## BEGIN

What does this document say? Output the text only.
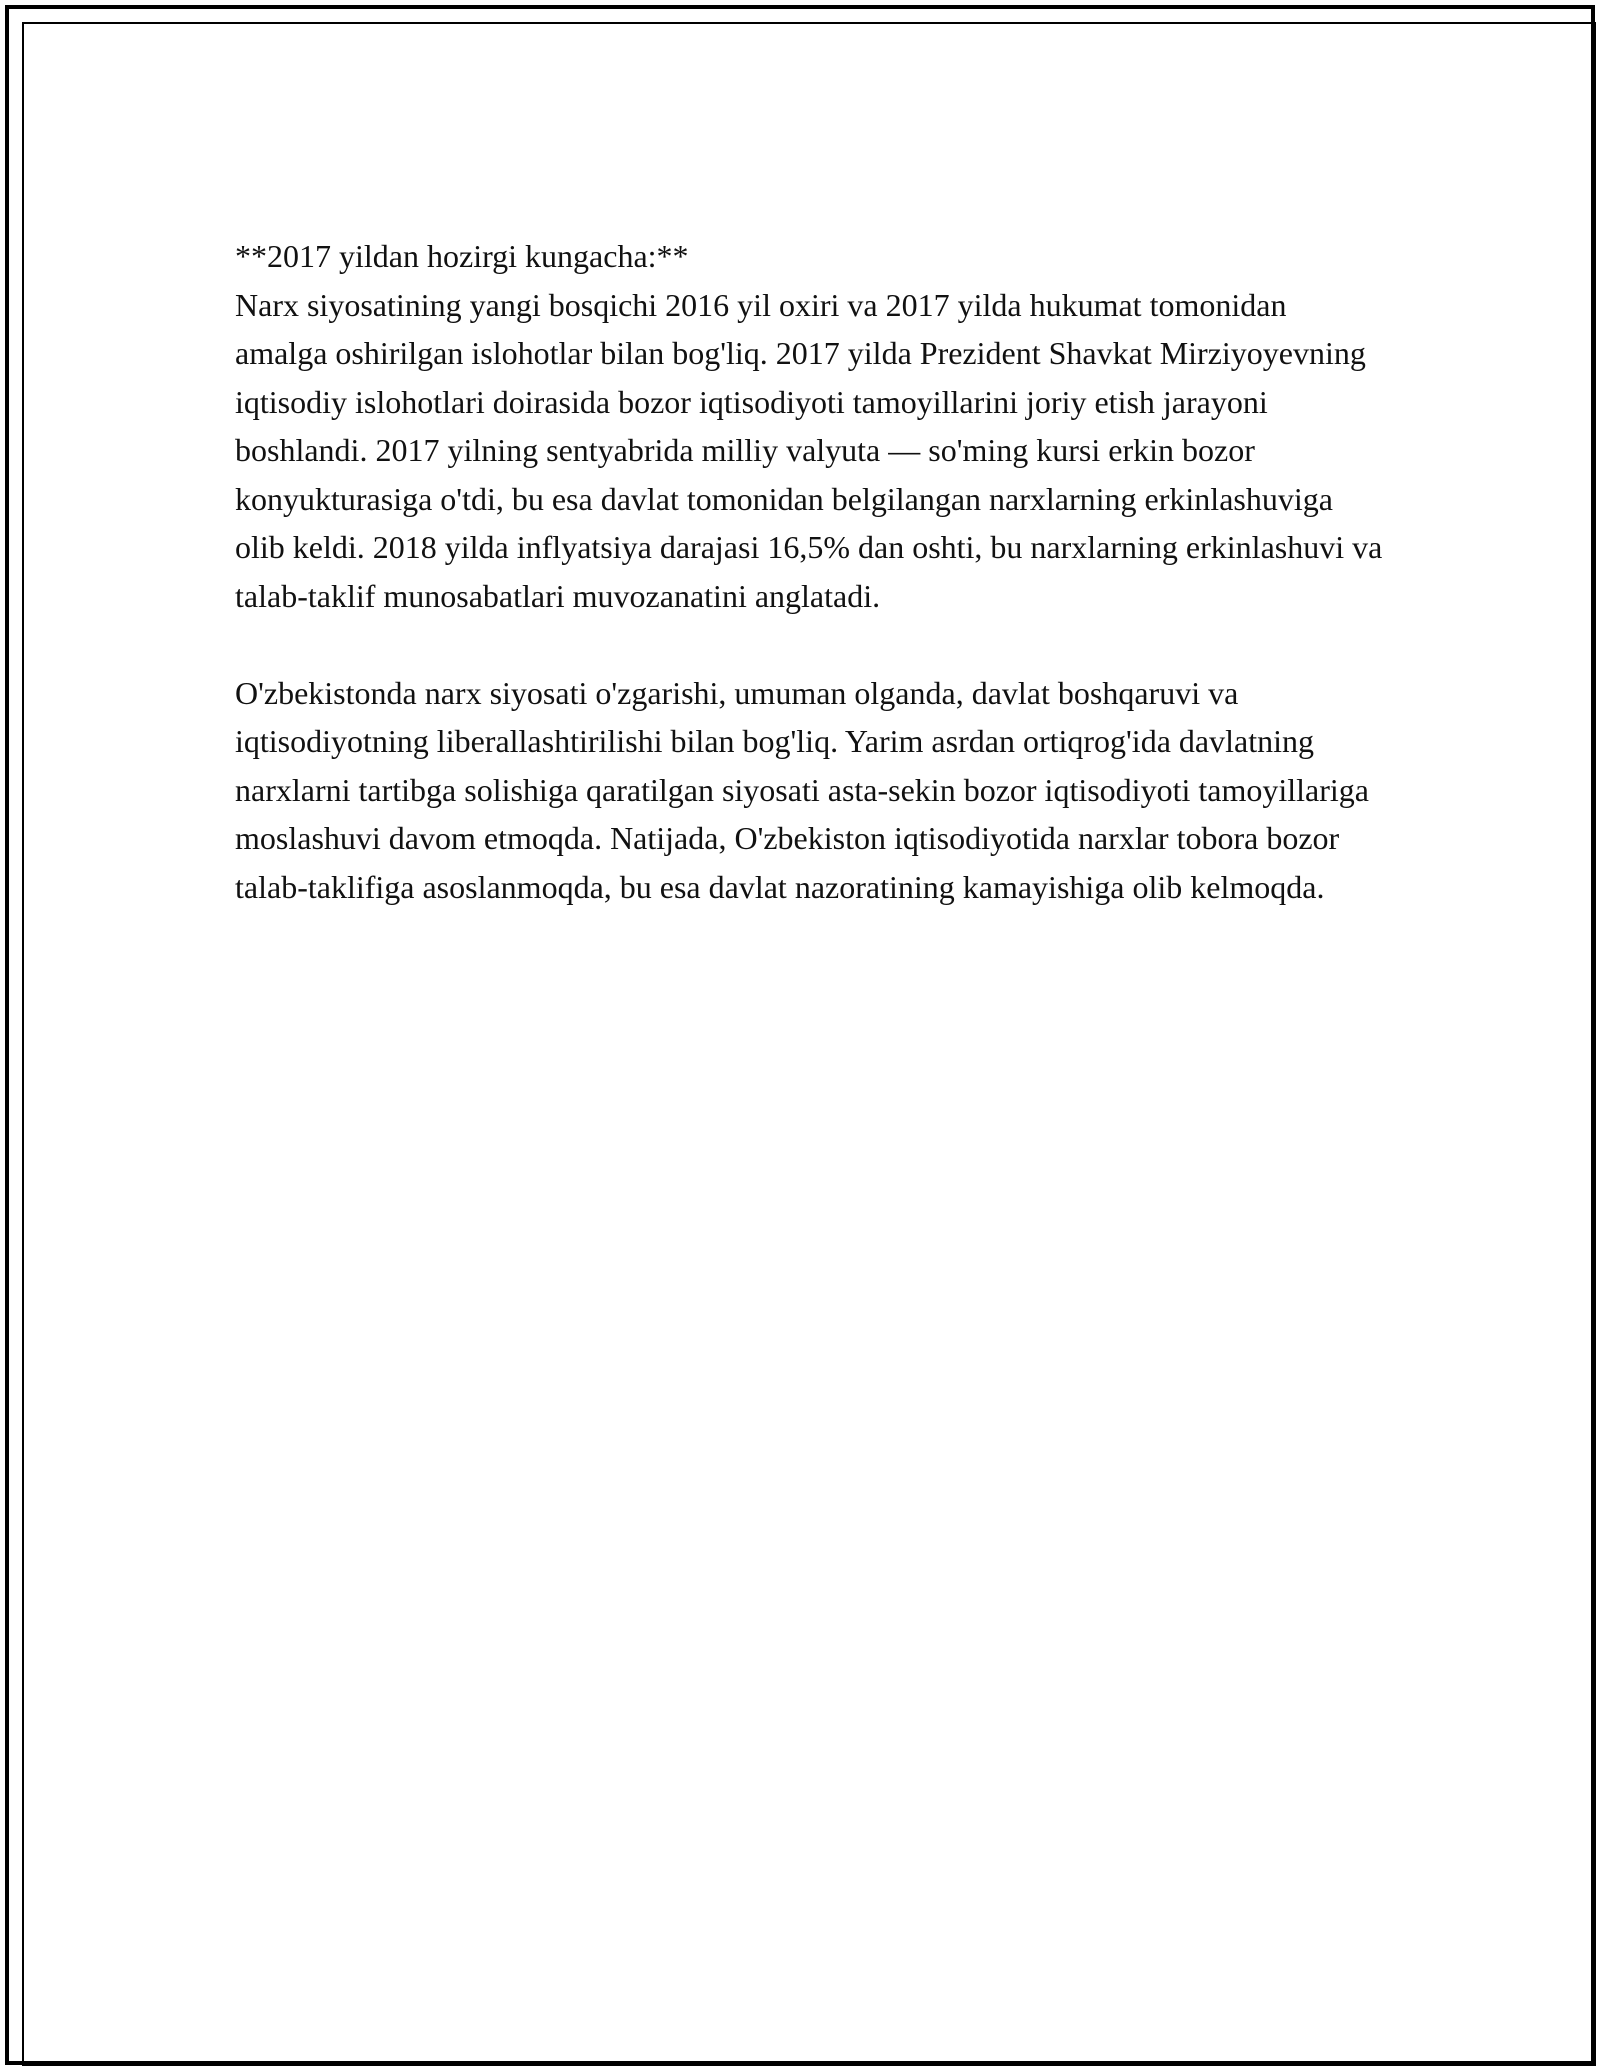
**2017 yildan hozirgi kungacha:**

Narx siyosatining yangi bosqichi 2016 yil oxiri va 2017 yilda hukumat tomonidan amalga oshirilgan islohotlar bilan bog'liq. 2017 yilda Prezident Shavkat Mirziyoyevning iqtisodiy islohotlari doirasida bozor iqtisodiyoti tamoyillarini joriy etish jarayoni boshlandi. 2017 yilning sentyabrida milliy valyuta — so'ming kursi erkin bozor konyukturasiga o'tdi, bu esa davlat tomonidan belgilangan narxlarning erkinlashuviga olib keldi. 2018 yilda inflyatsiya darajasi 16,5% dan oshti, bu narxlarning erkinlashuvi va talab-taklif munosabatlari muvozanatini anglatadi.

O'zbekistonda narx siyosati o'zgarishi, umuman olganda, davlat boshqaruvi va iqtisodiyotning liberallashtirilishi bilan bog'liq. Yarim asrdan ortiqrog'ida davlatning narxlarni tartibga solishiga qaratilgan siyosati asta-sekin bozor iqtisodiyoti tamoyillariga moslashuvi davom etmoqda. Natijada, O'zbekiston iqtisodiyotida narxlar tobora bozor talab-taklifiga asoslanmoqda, bu esa davlat nazoratining kamayishiga olib kelmoqda.
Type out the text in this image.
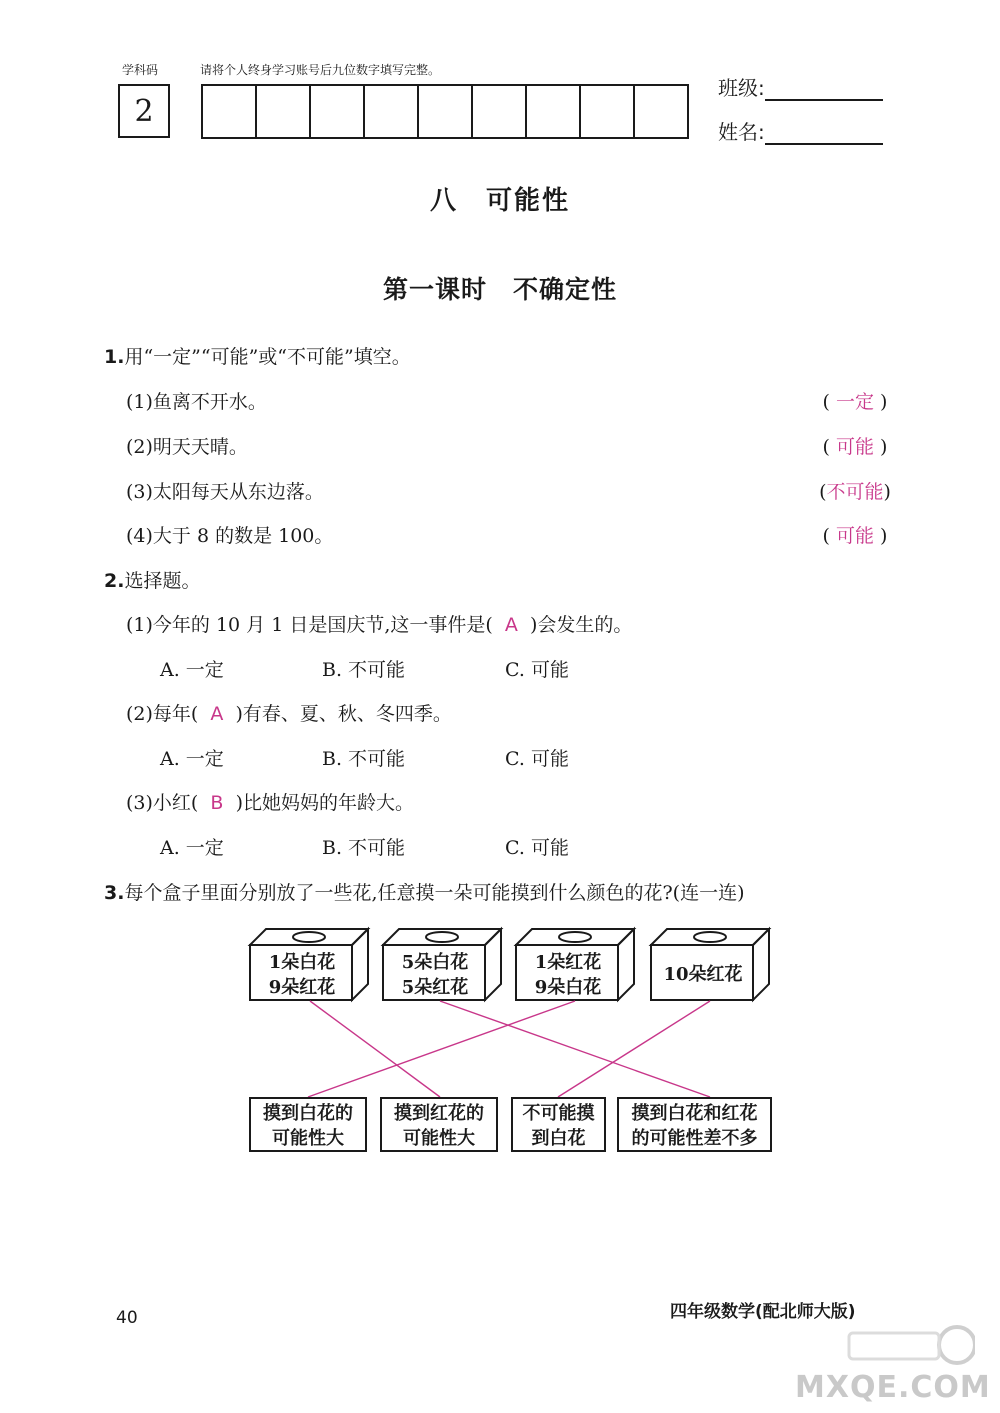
学科码	请将个人终身学习账号后九位数字填写完整。
2
班级:
姓名:
八　可能性
第一课时　不确定性
1.用“一定”“可能”或“不可能”填空。
(1)鱼离不开水。	( 一定 )
(2)明天天晴。	( 可能 )
(3)太阳每天从东边落。	(不可能)
(4)大于 8 的数是 100。	( 可能 )
2.选择题。
(1)今年的 10 月 1 日是国庆节,这一事件是( A )会发生的。
A. 一定	B. 不可能	C. 可能
(2)每年( A )有春、夏、秋、冬四季。
A. 一定	B. 不可能	C. 可能
(3)小红( B )比她妈妈的年龄大。
A. 一定	B. 不可能	C. 可能
3.每个盒子里面分别放了一些花,任意摸一朵可能摸到什么颜色的花?(连一连)
1朵白花
9朵红花
5朵白花
5朵红花
1朵红花
9朵白花
10朵红花
摸到白花的
可能性大
摸到红花的
可能性大
不可能摸
到白花
摸到白花和红花
的可能性差不多
40	四年级数学(配北师大版)
MXQE.COM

## END

PROBLEM = Return each full line of the entries that contains the word "text".

WRITTEN RESPONSE =
What does this document say? Output the text only.
Type out the text in this image.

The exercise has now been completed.